(Stored records)
_ _ _ _ _ _ _

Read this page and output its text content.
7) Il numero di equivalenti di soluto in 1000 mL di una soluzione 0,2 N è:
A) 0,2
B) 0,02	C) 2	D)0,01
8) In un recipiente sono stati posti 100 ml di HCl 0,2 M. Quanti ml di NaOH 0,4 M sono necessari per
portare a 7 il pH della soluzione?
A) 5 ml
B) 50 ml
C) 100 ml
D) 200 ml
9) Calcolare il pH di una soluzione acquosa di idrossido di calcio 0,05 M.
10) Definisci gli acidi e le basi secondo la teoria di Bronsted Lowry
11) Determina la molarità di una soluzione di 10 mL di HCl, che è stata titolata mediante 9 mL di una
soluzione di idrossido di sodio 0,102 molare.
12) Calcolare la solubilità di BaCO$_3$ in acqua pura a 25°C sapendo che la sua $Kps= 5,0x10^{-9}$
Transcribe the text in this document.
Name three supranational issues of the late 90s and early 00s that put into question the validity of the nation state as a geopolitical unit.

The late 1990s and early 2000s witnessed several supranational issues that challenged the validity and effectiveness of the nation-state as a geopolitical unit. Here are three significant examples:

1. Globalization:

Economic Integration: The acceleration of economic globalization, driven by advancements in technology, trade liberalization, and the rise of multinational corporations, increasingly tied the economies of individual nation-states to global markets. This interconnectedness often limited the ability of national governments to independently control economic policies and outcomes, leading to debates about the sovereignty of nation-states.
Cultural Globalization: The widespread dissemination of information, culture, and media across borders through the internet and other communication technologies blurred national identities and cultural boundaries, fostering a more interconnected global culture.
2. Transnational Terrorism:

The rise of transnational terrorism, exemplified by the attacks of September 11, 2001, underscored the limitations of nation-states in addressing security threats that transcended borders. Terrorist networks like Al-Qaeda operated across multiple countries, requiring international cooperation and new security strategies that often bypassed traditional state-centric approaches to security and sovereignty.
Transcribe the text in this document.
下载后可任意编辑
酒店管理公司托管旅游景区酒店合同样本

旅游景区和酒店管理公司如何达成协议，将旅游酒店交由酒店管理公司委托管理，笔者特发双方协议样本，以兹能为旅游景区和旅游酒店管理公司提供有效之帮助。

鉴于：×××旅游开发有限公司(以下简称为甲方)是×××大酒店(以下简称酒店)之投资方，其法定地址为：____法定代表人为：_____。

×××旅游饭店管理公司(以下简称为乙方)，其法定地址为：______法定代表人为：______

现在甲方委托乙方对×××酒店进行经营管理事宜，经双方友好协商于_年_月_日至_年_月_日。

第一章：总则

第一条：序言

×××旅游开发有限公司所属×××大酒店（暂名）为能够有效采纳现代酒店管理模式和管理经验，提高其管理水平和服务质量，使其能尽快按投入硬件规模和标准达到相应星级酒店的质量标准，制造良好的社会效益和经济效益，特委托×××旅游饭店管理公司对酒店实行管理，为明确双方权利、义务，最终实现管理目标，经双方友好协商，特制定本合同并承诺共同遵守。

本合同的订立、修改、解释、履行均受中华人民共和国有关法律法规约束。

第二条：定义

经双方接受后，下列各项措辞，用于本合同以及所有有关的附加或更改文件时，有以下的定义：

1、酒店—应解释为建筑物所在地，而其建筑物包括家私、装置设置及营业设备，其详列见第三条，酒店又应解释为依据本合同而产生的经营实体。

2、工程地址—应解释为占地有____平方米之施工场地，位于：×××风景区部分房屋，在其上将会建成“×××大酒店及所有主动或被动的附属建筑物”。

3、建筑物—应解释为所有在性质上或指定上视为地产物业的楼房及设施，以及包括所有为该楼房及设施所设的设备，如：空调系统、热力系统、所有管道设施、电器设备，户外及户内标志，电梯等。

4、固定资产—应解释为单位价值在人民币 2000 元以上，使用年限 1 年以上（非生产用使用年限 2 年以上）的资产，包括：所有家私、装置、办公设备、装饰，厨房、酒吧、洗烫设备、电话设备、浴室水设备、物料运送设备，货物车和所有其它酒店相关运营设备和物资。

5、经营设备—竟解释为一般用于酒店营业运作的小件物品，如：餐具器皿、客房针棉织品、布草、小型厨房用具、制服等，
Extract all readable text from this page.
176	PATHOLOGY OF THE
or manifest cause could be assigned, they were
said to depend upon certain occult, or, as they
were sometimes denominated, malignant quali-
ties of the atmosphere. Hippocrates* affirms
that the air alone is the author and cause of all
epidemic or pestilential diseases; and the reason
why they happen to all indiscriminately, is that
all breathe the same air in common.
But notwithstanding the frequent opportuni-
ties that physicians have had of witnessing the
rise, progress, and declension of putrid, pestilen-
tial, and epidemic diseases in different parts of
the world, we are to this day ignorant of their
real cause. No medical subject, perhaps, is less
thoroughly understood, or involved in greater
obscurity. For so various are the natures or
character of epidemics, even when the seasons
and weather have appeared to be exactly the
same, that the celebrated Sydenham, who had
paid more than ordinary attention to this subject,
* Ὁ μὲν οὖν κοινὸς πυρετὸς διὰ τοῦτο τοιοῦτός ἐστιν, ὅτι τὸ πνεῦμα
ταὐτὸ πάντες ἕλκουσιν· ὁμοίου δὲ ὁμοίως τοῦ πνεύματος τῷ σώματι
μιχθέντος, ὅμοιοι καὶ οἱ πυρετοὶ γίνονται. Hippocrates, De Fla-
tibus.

_ _ _ _ _ _ _

Required work: Of the lines in the material above, state how many contain the string "subject"; give no other text.

Output below: 2